Surfing languished in this forbidden zone for almost a hundred years until the early 1900s, when missionaries began to lose their grip on the islands. Unfortunately, new ways of life had been adopted in the meantime, which was bad news for Hawaiian women; instead of going surfing, they were now expected to spend all their time cooking, cleaning, and looking after the kids. For the first time in history, surfing had become “men only.”
Eventually, however, the Hawaiians’ longing for their favorite pastime won out. Hawaii became a holiday destination for visiting mainlanders during the early 1900s, and the local “beach boys” who hung out at Waikiki, the hub of the new tourism, started taking them out into the waves, first on outrigger canoes and then surfboards. This was a breath of fresh air for Hawaiian culture and resulted in many of Hawaii’s women taking to the waves again. The newly formed Hui Nalu (Surf Club) even had two female members, Mildred (Ladybird) Turner, and Waikiki “beach girl” Josephine (Jo) Pratt, who became widely regarded as Hawaii’s most accomplished female surfboard rider between 1909 and 1911.
1907: Surfing comes to the United States
Surfing officially graced the shores of mainland America in July 1907 when Hawaiian beach boy George Freeth started giving paid surfing demonstrations at Redondo Beach and Venice Beach, California. Although he wasn’t the first person to surf in California—a handful of Hawaiian princes who were attending military school in California had demonstrated “surf sliding” in Santa Cruz as early as 1885—it was Freeth who really ignited surfing in America’s consciousness.
Another Waikiki beach boy to attain surf-star status in the early 1900s was the gorgeously handsome champion swimmer Duke Kahanamoku. On his way to winning a gold medal for the 100-meter freestyle at the 1912 Olympics in Stockholm, Duke stopped in Southern California to give a few surfing demonstrations at Corona del Mar and Santa Monica and caused quite a stir among the SoCal locals. On his way back from Sweden, Duke also took the time to introduce surfing to the East Coast, surfing for the crowds in Atlantic City, New Jersey.
Duke also popularized tandem surfing—when two surfers (usually a guy and a girl) ride the same board—which he demonstrated all over the world, including Sydney, Australia, in the summer of 1914–15.
1915: Surfing arrives in Australia
It’s hard to imagine a more prehistoric era in the history of surfing than Australia in the early 1900s. Picture this: You’re forbidden to swim during daylight hours (the ban on public bathing between 6 a.m. and 8 p.m. was lifted at Manly Beach in Sydney in 1902, and other beaches followed suit soon after); swimming zones are segregated for guys and girls; and when you do get in the water you have to wear a long-sleeved woolen swimsuit that’s ten times heavier when it’s wet than when it’s dry.
Into this setting came the Duke, a bronzed Hawaiian swimming and surfing god, in 1915. Although initially invited by the New South Wales Swimming Association to give a public swimming demonstration, it was Duke’s surfing skills that had the biggest impact on the Australian public. Australians had been surfing lying down on 4-to-5 foot wooden surfboards and bodysurfing with wooden handboards—some had even heard about stand-up surfing in Hawaii and seen a couple of local surfers standing up—but stand-up surfing was still more of a rumor than a reality for most Aussie beachgoers at the time.

Goal A:
Count the lines of the records below that contain the string "医师级别", treating case as significant, and give only the number.

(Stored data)
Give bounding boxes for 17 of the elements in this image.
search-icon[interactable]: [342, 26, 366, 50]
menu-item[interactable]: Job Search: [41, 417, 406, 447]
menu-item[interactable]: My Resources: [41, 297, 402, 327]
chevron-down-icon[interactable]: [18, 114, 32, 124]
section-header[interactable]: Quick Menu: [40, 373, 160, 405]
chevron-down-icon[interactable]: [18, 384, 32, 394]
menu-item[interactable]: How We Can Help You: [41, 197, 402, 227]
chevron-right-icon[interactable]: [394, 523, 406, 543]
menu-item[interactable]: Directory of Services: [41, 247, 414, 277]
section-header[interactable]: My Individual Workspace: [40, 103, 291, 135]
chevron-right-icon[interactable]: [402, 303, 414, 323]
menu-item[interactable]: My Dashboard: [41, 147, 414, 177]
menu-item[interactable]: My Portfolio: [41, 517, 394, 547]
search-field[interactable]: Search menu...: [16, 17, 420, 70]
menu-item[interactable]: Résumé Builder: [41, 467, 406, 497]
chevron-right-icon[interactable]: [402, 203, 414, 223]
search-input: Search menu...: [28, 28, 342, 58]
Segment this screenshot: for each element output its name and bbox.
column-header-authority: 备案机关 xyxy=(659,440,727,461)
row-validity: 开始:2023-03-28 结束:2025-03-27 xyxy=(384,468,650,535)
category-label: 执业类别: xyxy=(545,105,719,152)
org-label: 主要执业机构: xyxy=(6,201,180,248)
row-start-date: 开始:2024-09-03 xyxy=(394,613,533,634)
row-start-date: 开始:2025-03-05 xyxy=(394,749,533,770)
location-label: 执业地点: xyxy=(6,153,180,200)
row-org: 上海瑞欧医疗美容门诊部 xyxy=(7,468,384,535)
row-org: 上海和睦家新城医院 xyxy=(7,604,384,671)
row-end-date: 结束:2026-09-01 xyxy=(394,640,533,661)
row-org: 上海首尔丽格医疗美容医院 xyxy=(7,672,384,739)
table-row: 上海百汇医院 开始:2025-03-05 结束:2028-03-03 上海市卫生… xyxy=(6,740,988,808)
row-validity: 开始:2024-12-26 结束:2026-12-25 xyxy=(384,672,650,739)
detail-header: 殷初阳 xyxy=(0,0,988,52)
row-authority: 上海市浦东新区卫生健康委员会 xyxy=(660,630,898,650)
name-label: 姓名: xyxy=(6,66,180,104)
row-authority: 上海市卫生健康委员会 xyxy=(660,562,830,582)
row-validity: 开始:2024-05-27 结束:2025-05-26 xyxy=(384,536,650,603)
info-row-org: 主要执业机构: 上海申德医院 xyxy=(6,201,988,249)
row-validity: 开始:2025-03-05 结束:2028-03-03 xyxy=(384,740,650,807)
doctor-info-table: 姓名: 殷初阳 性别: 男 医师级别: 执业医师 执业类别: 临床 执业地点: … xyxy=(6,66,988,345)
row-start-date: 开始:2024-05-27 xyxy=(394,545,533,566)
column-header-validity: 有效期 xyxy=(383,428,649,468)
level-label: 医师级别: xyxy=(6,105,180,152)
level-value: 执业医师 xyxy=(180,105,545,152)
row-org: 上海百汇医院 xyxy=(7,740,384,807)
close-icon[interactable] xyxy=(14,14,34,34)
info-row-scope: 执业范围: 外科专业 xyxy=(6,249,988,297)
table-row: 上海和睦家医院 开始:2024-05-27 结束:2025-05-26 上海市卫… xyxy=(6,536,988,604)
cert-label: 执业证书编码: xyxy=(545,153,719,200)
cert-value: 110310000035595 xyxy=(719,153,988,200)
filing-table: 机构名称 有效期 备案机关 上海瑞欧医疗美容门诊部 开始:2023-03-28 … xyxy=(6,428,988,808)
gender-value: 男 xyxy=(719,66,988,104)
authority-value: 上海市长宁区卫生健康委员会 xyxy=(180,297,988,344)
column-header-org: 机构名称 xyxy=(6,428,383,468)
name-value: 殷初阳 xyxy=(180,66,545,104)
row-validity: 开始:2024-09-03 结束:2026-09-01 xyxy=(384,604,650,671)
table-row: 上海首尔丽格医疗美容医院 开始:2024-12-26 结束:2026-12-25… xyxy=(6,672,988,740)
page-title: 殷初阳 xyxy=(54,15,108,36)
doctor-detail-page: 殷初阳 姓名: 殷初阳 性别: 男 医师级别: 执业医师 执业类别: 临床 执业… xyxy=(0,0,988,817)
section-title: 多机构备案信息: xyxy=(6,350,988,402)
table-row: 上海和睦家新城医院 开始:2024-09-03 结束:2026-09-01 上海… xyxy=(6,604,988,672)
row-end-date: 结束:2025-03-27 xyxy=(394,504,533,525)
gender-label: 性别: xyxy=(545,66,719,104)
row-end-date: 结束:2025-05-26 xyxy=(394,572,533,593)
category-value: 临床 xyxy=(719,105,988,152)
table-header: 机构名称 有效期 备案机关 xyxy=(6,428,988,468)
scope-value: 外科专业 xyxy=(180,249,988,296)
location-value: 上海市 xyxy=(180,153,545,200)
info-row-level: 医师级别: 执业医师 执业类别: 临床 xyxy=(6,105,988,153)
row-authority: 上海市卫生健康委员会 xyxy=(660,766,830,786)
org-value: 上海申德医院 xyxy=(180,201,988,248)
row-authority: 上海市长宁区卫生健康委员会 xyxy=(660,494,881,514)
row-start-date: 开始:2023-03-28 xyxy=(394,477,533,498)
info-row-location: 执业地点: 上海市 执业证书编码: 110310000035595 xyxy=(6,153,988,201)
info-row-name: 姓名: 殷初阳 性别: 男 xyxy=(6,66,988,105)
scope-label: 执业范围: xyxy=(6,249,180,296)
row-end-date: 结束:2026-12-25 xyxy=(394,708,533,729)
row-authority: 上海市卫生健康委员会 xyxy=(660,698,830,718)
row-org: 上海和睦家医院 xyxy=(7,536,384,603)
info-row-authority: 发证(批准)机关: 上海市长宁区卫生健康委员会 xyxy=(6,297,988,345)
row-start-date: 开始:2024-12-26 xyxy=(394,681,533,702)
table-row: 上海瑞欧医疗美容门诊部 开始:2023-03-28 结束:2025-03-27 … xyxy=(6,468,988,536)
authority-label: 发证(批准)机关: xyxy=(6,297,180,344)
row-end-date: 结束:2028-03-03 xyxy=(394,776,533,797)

Goal B:
Reproduce the passage of the surfing history text above from "Into this setting" to "at the time.", substituting "timber" for "wooden".

Response A:
4

Response B:
Into this setting came the Duke, a bronzed Hawaiian swimming and surfing god, in 1915. Although initially invited by the New South Wales Swimming Association to give a public swimming demonstration, it was Duke’s surfing skills that had the biggest impact on the Australian public. Australians had been surfing lying down on 4-to-5 foot timber surfboards and bodysurfing with timber handboards—some had even heard about stand-up surfing in Hawaii and seen a couple of local surfers standing up—but stand-up surfing was still more of a rumor than a reality for most Aussie beachgoers at the time.